* start *

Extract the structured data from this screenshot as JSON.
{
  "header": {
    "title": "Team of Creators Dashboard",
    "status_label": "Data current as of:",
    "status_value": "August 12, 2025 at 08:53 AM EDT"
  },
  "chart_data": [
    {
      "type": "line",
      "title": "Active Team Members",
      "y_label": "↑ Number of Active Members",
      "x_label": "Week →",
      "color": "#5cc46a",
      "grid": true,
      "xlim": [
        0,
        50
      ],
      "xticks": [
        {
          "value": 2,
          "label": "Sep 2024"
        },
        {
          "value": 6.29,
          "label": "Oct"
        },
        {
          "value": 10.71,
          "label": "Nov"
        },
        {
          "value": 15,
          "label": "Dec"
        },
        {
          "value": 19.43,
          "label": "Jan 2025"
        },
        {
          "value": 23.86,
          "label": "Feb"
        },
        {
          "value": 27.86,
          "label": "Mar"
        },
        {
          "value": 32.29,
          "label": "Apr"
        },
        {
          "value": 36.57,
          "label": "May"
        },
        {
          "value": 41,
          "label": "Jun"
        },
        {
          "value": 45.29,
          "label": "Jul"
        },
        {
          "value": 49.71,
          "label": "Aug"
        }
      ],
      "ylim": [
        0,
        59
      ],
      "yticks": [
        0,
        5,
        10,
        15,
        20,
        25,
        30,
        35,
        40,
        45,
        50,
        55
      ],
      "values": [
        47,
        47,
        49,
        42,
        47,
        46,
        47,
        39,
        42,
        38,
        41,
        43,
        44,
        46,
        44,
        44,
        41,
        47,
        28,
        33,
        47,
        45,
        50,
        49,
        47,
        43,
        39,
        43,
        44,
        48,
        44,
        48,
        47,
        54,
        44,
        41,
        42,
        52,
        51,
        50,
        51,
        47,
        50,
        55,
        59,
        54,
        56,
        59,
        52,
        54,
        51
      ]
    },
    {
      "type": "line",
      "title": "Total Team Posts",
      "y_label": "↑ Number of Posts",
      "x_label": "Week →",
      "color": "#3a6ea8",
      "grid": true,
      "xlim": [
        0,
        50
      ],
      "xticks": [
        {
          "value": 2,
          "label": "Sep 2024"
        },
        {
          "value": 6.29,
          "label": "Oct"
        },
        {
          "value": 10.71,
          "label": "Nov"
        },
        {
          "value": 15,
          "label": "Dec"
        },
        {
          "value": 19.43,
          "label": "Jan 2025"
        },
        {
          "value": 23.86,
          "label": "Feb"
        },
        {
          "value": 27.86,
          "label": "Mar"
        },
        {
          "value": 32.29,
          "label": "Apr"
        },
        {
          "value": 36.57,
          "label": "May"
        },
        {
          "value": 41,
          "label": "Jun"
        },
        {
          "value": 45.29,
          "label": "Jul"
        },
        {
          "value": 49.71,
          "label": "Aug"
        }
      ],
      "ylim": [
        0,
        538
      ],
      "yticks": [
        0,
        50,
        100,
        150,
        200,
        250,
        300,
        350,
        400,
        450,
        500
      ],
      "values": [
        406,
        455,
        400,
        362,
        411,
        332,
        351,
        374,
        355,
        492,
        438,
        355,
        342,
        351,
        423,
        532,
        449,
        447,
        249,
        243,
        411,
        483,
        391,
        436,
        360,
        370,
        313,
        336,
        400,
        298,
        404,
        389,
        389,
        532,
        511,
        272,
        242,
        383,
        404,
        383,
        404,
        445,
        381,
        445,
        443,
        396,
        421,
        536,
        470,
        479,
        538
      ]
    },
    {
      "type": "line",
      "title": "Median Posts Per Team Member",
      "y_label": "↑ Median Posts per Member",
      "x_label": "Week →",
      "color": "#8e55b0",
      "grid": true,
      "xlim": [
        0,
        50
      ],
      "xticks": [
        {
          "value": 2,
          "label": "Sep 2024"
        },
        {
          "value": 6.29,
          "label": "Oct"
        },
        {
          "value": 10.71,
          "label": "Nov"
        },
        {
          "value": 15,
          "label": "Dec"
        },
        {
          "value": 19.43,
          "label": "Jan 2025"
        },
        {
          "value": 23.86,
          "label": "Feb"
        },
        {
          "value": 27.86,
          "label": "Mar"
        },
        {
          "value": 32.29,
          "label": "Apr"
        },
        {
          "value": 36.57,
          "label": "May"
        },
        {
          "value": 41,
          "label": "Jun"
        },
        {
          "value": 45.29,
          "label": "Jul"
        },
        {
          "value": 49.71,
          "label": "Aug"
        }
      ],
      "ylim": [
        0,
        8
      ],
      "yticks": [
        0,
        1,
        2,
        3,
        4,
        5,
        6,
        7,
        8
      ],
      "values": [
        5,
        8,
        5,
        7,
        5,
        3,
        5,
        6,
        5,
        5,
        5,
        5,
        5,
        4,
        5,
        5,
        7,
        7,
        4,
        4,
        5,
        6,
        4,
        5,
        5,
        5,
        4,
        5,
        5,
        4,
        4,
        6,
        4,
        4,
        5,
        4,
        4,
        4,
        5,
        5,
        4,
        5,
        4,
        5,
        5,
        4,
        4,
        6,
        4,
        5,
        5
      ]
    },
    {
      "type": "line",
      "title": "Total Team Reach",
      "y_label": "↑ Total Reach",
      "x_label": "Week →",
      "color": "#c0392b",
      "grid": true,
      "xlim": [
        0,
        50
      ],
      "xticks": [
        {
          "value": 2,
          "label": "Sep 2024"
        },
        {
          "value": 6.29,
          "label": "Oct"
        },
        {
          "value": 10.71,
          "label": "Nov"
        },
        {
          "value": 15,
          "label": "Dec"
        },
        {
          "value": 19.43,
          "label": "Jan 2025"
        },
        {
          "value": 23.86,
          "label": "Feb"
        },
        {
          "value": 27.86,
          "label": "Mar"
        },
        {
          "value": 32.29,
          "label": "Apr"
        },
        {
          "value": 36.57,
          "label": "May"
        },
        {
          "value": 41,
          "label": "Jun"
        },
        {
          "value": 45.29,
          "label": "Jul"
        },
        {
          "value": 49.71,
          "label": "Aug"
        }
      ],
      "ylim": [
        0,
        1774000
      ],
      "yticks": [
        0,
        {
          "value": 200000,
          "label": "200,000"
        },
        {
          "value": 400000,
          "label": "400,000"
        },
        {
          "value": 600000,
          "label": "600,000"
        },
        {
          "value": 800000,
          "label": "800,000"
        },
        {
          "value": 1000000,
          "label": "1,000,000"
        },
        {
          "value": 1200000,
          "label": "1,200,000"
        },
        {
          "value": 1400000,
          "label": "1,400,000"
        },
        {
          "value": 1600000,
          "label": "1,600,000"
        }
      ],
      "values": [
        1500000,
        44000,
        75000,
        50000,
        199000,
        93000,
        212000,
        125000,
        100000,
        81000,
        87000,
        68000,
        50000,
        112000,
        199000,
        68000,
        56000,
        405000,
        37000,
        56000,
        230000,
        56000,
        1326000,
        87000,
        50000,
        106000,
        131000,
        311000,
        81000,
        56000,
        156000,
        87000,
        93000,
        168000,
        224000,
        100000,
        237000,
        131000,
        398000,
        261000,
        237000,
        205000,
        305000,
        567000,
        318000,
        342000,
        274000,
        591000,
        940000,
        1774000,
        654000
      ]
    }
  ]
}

* end *

→ **Goal**
Check each line of the records for the word "Team" and extract those that contain it.

→ **Problem solution**
    "title": "Team of Creators Dashboard",
      "title": "Active Team Members",
      "title": "Total Team Posts",
      "title": "Median Posts Per Team Member",
      "title": "Total Team Reach",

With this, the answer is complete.